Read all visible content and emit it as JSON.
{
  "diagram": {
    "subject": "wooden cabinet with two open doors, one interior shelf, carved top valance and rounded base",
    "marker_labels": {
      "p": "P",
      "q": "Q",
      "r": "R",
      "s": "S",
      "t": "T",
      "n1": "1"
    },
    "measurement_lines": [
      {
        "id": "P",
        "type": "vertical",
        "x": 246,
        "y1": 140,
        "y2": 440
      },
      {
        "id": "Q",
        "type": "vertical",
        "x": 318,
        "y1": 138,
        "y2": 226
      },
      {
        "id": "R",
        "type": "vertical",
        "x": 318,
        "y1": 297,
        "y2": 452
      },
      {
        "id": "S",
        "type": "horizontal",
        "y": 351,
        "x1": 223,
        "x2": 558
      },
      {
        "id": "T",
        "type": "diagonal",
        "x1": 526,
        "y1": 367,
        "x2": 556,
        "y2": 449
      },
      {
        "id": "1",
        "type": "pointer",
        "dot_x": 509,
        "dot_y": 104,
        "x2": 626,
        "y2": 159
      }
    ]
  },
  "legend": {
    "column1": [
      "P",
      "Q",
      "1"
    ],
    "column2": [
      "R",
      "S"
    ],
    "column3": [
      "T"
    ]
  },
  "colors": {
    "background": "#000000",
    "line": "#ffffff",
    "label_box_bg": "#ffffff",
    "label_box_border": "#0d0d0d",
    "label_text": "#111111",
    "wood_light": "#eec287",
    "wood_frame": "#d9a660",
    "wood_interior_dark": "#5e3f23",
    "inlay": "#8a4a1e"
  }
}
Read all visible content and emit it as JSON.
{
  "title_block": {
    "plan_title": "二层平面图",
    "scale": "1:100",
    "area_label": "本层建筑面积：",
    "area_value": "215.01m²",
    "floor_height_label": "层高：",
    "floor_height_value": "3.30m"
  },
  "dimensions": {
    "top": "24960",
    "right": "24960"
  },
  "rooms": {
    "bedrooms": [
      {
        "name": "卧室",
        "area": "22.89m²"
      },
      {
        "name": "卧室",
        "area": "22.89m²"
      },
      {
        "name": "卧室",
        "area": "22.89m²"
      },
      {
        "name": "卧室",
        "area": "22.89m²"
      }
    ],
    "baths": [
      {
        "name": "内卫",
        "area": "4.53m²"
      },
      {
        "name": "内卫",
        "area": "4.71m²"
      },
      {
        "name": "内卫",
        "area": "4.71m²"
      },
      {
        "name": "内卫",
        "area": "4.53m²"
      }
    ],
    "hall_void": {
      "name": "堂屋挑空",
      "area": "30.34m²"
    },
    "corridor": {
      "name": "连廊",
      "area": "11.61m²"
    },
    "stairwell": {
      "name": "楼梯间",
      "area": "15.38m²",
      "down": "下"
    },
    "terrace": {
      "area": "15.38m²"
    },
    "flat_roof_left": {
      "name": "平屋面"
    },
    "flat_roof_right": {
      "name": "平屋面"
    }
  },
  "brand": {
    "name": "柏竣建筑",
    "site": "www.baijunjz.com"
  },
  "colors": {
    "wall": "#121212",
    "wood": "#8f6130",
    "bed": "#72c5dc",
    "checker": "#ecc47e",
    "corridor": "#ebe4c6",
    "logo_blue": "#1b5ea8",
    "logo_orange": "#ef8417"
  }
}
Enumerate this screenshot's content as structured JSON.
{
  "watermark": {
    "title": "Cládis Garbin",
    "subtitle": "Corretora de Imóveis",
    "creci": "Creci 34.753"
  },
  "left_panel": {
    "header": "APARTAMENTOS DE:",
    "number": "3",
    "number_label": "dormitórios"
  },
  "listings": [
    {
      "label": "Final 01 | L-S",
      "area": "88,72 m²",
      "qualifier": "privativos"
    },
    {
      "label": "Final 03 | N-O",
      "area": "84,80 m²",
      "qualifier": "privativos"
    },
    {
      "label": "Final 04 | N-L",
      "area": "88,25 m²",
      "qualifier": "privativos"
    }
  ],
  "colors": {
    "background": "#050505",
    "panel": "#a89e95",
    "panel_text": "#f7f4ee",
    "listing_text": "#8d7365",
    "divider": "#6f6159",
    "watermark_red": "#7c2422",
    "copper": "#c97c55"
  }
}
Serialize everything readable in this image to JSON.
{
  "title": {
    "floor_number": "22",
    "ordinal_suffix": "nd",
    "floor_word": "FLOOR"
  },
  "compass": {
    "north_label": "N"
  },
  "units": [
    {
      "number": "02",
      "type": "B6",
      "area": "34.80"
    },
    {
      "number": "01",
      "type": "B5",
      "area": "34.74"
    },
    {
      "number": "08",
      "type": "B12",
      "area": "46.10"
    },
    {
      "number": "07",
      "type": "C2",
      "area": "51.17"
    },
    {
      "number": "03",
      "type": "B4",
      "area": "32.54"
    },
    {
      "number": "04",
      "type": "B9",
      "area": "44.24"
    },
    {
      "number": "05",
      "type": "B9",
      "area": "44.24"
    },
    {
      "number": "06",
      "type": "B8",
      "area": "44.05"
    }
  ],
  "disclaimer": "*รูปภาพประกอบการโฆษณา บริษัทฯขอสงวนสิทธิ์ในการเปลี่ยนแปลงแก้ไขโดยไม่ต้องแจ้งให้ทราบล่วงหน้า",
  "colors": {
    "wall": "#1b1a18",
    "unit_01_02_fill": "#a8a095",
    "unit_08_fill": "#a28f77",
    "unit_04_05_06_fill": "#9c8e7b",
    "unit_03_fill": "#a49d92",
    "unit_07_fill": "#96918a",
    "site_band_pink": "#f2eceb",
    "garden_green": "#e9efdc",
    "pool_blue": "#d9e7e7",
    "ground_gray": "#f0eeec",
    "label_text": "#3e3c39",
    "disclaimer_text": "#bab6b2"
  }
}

INSTRUCTIONS TO FOLLOW: Would you give again, word for word, every line from the one with "Enumerate this screenshot's" through the final line of the listing above?

EXERCISE RESPONSE:
Enumerate this screenshot's content as structured JSON.
{
  "watermark": {
    "title": "Cládis Garbin",
    "subtitle": "Corretora de Imóveis",
    "creci": "Creci 34.753"
  },
  "left_panel": {
    "header": "APARTAMENTOS DE:",
    "number": "3",
    "number_label": "dormitórios"
  },
  "listings": [
    {
      "label": "Final 01 | L-S",
      "area": "88,72 m²",
      "qualifier": "privativos"
    },
    {
      "label": "Final 03 | N-O",
      "area": "84,80 m²",
      "qualifier": "privativos"
    },
    {
      "label": "Final 04 | N-L",
      "area": "88,25 m²",
      "qualifier": "privativos"
    }
  ],
  "colors": {
    "background": "#050505",
    "panel": "#a89e95",
    "panel_text": "#f7f4ee",
    "listing_text": "#8d7365",
    "divider": "#6f6159",
    "watermark_red": "#7c2422",
    "copper": "#c97c55"
  }
}
Serialize everything readable in this image to JSON.
{
  "title": {
    "floor_number": "22",
    "ordinal_suffix": "nd",
    "floor_word": "FLOOR"
  },
  "compass": {
    "north_label": "N"
  },
  "units": [
    {
      "number": "02",
      "type": "B6",
      "area": "34.80"
    },
    {
      "number": "01",
      "type": "B5",
      "area": "34.74"
    },
    {
      "number": "08",
      "type": "B12",
      "area": "46.10"
    },
    {
      "number": "07",
      "type": "C2",
      "area": "51.17"
    },
    {
      "number": "03",
      "type": "B4",
      "area": "32.54"
    },
    {
      "number": "04",
      "type": "B9",
      "area": "44.24"
    },
    {
      "number": "05",
      "type": "B9",
      "area": "44.24"
    },
    {
      "number": "06",
      "type": "B8",
      "area": "44.05"
    }
  ],
  "disclaimer": "*รูปภาพประกอบการโฆษณา บริษัทฯขอสงวนสิทธิ์ในการเปลี่ยนแปลงแก้ไขโดยไม่ต้องแจ้งให้ทราบล่วงหน้า",
  "colors": {
    "wall": "#1b1a18",
    "unit_01_02_fill": "#a8a095",
    "unit_08_fill": "#a28f77",
    "unit_04_05_06_fill": "#9c8e7b",
    "unit_03_fill": "#a49d92",
    "unit_07_fill": "#96918a",
    "site_band_pink": "#f2eceb",
    "garden_green": "#e9efdc",
    "pool_blue": "#d9e7e7",
    "ground_gray": "#f0eeec",
    "label_text": "#3e3c39",
    "disclaimer_text": "#bab6b2"
  }
}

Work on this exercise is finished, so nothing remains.